◆ Text excerpt
'''

Referring now to FIGS. 1 and 2, in a representative embodiment, a control and management system 100 using direct sequence spread spectrum radio may be configured act as a one-to-many bridge between a central access control system or server 102 and a plurality of peripherally connected remote devices 106a-106e. The central access control system 102 may comprise any system or device configured to act as a centralized control system and may be a dedicated access control system or a centralized server adapted to distribute commands or queries in the form of a data packet to the peripherally connected remote devices 106a-106e. The data packet may contain any suitable information or data to control or otherwise communicate with the plurality of peripherally connected remote devices 106a-106e. For example, a first data packet may contain instructions for an entry door to unlock to allow access through the door or for a light switch to turn on or off. A second data packet may contain instructions for one or more remote devices 106a-106e to update a locally stored set of data. A third data packet may contain instructions for a specific thermostat to change its settings. Other data packets may be similarly generated and sent to control any number of or type of smart devices connected to the system as a peripherally connected remote device 106.

'''

◆ Entries
'''

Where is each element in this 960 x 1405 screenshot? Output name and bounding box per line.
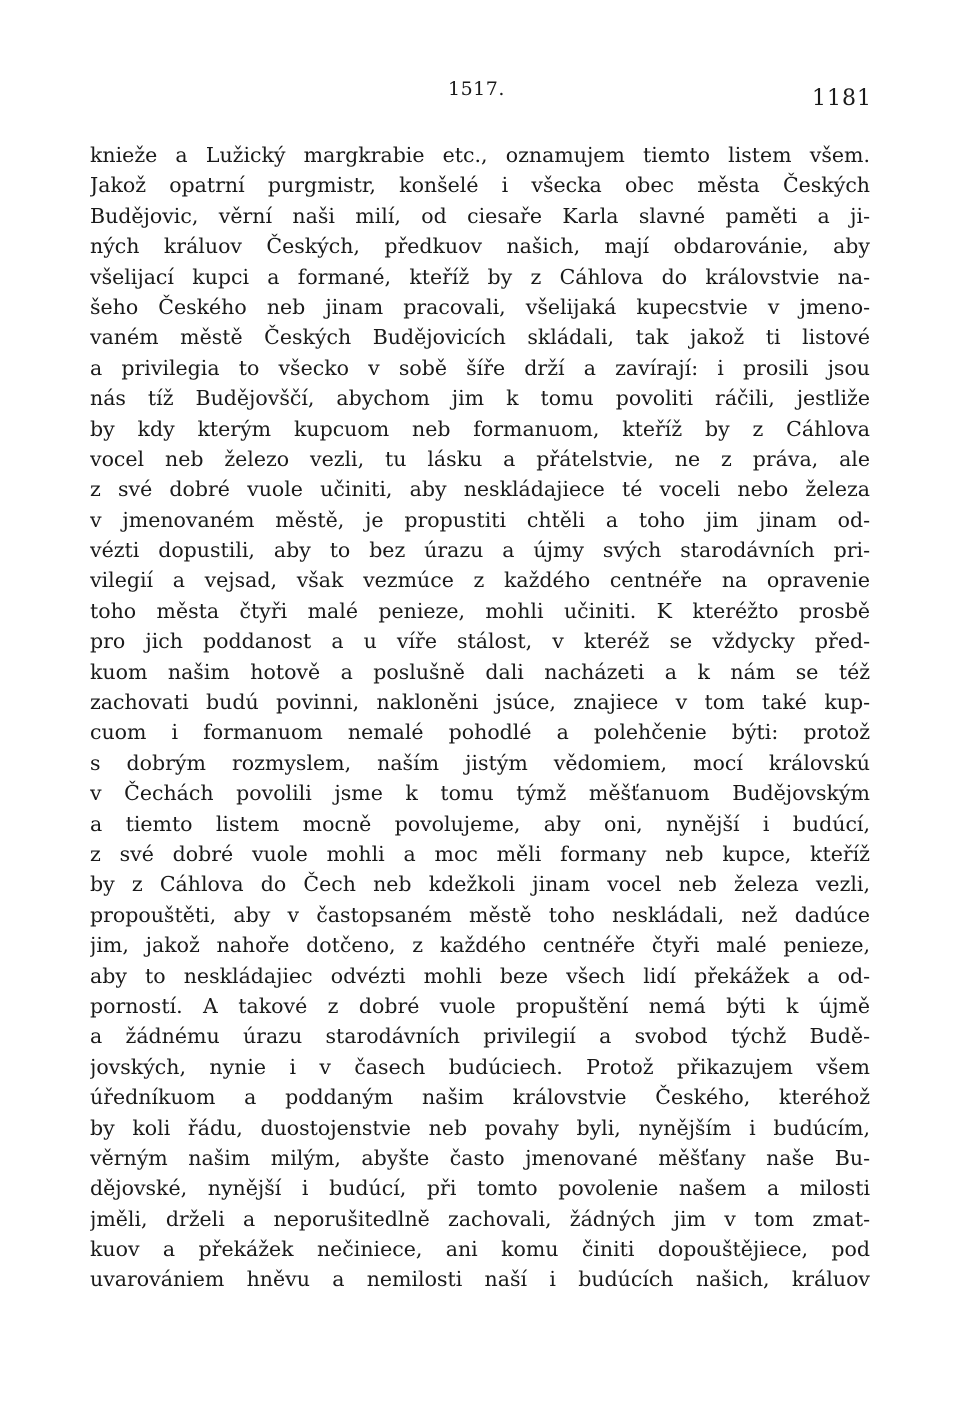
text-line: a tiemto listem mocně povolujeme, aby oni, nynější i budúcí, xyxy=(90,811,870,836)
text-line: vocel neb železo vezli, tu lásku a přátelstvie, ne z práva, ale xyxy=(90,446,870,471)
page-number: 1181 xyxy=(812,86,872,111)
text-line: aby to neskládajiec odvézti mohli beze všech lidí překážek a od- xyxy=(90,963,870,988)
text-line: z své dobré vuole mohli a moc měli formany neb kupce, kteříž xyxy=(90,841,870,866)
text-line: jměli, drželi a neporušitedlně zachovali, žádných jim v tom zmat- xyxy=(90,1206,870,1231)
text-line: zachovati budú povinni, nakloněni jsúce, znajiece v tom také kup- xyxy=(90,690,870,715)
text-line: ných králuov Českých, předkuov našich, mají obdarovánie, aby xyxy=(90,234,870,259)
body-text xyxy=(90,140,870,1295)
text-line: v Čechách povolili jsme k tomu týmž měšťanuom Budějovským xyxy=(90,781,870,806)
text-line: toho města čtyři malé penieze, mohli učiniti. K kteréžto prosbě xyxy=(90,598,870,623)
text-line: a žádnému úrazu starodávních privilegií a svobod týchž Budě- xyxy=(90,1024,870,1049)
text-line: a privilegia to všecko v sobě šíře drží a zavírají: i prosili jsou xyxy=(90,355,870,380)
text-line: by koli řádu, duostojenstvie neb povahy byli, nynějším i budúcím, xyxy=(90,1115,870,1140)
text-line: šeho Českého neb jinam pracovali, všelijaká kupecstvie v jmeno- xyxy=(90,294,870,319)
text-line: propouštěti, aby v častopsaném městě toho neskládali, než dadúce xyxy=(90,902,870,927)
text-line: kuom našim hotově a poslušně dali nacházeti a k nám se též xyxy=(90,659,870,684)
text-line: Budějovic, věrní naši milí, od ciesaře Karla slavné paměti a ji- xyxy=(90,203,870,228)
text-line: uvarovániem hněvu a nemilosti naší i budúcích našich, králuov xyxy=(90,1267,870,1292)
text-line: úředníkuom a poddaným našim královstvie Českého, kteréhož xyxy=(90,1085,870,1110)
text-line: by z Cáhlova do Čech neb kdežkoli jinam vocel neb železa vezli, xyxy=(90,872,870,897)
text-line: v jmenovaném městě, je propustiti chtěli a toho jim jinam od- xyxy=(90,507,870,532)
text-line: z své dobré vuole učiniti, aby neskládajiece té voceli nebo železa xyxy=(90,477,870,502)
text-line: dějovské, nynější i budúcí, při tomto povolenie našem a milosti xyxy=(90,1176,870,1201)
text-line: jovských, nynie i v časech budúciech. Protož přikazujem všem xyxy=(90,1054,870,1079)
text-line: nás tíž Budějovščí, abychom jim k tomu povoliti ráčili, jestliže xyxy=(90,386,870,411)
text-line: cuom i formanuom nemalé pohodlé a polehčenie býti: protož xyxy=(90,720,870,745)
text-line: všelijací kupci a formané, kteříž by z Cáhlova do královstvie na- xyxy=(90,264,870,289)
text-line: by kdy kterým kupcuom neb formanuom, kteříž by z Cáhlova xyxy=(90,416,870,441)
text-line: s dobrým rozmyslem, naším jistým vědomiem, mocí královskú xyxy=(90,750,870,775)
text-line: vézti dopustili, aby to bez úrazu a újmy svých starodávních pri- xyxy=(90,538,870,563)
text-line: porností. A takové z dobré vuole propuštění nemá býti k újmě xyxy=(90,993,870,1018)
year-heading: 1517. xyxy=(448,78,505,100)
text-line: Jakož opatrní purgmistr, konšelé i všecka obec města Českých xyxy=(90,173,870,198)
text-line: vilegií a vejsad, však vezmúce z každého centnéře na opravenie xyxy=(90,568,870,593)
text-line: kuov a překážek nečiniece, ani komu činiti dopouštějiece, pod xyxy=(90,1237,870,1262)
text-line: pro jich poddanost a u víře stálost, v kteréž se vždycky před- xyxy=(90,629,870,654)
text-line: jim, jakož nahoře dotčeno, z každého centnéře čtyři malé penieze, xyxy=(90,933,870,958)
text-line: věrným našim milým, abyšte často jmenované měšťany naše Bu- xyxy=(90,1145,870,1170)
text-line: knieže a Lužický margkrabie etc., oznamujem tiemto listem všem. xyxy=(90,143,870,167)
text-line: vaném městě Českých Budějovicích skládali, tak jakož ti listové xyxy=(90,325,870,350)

'''
'''

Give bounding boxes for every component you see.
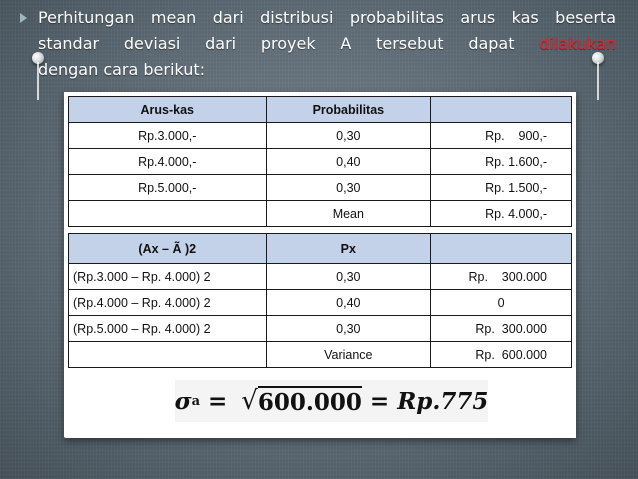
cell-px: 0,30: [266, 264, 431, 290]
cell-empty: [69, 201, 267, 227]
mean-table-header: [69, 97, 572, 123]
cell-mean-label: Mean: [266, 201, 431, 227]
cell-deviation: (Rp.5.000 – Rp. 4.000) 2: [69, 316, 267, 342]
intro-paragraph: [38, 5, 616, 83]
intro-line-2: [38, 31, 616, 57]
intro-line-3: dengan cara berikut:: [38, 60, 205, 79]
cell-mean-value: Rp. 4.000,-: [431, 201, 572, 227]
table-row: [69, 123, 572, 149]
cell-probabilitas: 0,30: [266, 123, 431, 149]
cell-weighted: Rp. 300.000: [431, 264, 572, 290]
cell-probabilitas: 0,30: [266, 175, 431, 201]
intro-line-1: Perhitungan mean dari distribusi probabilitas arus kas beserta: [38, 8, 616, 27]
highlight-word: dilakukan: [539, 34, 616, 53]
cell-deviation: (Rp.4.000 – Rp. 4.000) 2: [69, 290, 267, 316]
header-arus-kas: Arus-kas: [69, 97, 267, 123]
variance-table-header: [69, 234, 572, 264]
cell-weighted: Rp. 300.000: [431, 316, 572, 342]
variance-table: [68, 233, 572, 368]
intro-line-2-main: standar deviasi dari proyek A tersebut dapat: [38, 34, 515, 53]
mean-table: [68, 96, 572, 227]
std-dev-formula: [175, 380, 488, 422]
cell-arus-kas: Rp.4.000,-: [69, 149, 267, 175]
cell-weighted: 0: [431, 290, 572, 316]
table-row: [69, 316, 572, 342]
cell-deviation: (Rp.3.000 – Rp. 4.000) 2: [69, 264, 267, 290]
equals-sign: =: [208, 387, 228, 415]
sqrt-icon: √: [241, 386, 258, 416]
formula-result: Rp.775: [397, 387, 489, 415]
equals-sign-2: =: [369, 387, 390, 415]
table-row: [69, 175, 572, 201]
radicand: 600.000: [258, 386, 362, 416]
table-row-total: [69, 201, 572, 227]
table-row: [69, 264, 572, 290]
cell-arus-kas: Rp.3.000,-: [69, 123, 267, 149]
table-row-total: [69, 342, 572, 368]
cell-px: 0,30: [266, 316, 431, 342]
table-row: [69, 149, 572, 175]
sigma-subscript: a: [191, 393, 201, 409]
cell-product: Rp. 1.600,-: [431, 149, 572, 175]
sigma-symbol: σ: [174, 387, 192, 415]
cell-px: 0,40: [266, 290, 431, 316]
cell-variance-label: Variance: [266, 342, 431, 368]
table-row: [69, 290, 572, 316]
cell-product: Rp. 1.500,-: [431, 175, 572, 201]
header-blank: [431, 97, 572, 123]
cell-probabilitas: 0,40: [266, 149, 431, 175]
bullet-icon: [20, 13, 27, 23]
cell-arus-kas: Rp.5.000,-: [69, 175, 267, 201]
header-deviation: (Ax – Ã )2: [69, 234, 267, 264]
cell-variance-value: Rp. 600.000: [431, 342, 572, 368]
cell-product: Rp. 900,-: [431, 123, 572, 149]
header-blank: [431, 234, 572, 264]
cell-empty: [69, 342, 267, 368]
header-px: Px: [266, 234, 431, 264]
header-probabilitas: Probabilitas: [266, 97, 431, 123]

'''
'''

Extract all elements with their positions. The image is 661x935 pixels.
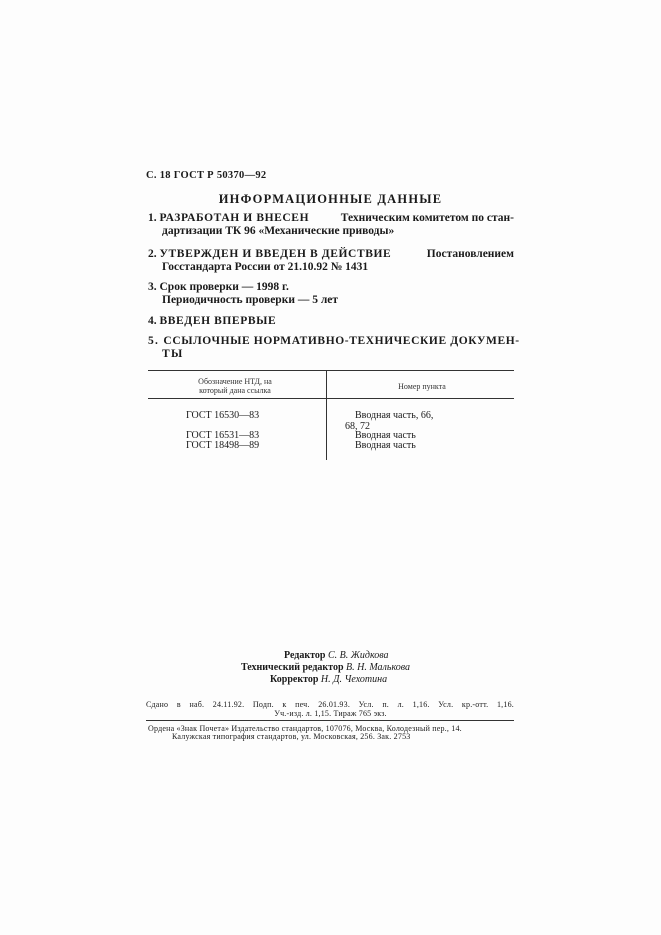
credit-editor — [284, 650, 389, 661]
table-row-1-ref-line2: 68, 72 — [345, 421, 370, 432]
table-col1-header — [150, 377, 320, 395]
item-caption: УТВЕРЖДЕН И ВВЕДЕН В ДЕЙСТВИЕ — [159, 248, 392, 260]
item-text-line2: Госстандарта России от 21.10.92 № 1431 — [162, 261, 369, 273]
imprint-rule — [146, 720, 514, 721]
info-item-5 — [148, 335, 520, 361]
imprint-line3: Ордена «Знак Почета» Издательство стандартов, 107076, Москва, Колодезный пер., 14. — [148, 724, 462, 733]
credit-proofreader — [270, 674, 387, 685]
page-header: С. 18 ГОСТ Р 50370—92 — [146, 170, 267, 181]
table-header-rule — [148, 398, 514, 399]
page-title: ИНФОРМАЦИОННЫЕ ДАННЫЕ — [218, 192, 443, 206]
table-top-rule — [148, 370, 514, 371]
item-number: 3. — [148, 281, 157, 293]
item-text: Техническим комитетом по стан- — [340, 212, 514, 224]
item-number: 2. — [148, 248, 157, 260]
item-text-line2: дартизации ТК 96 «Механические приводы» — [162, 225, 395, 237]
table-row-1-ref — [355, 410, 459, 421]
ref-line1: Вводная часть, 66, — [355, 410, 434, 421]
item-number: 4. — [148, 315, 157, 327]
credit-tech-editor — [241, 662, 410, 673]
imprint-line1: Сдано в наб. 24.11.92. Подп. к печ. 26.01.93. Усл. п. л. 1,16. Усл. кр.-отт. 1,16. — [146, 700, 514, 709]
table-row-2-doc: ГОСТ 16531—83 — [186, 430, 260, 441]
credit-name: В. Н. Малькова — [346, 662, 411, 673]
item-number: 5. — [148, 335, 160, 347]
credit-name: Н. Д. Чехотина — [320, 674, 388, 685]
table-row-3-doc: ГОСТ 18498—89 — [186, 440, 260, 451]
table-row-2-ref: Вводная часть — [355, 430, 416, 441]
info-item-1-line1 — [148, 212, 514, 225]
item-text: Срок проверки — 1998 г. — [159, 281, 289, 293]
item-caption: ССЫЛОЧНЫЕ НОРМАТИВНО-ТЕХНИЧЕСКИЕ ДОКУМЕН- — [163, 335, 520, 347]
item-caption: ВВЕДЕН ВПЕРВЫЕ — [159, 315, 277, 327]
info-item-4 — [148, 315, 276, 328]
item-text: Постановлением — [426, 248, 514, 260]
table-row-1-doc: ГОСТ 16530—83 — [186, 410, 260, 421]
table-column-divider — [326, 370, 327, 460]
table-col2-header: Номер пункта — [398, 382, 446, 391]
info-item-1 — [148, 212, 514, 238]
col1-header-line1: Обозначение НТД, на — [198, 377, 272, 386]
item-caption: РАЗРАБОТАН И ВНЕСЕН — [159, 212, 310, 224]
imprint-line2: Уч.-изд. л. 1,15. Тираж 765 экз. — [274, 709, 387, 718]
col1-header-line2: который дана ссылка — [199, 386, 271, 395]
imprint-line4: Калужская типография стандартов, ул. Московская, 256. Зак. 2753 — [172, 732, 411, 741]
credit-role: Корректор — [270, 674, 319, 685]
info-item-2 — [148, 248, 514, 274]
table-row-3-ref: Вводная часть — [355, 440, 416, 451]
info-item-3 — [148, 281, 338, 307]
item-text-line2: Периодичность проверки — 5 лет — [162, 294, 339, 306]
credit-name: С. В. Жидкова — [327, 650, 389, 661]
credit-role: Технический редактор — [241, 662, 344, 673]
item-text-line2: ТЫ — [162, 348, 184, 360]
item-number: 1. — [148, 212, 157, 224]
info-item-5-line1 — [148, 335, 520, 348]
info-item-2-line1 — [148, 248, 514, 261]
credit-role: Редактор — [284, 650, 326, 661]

'''

Continue the access control system passage from its last sentence.

◆ Result of this task
The plurality of peripherally connected remote devices 106a-106e may be distributed over a large area or located at a distance from the central access control system 102 that wouldn't typically lend itself to a Z-wave, Bluetooth low energy, or wi-fi based system. In a first representative application, such as building management where individual remote devices 106 are located throughout a building are controllable, the system 100 may be configured to relay data (e.g., commands, status information, etc.) to any number of installed remote devices 106 such as: thermostats, light switches, ceiling fans, electrical outlets, locks, sensors, cameras, motors, and the like. Groups of peripherally connected remote devices 106 may be collocated in defined areas such as a residential unit, office suite, lobby, etc. In a second representative application such as a secure access control system, the system 100 may be configured to relay data to various types of access control devices such as: card readers, relays, and sensors.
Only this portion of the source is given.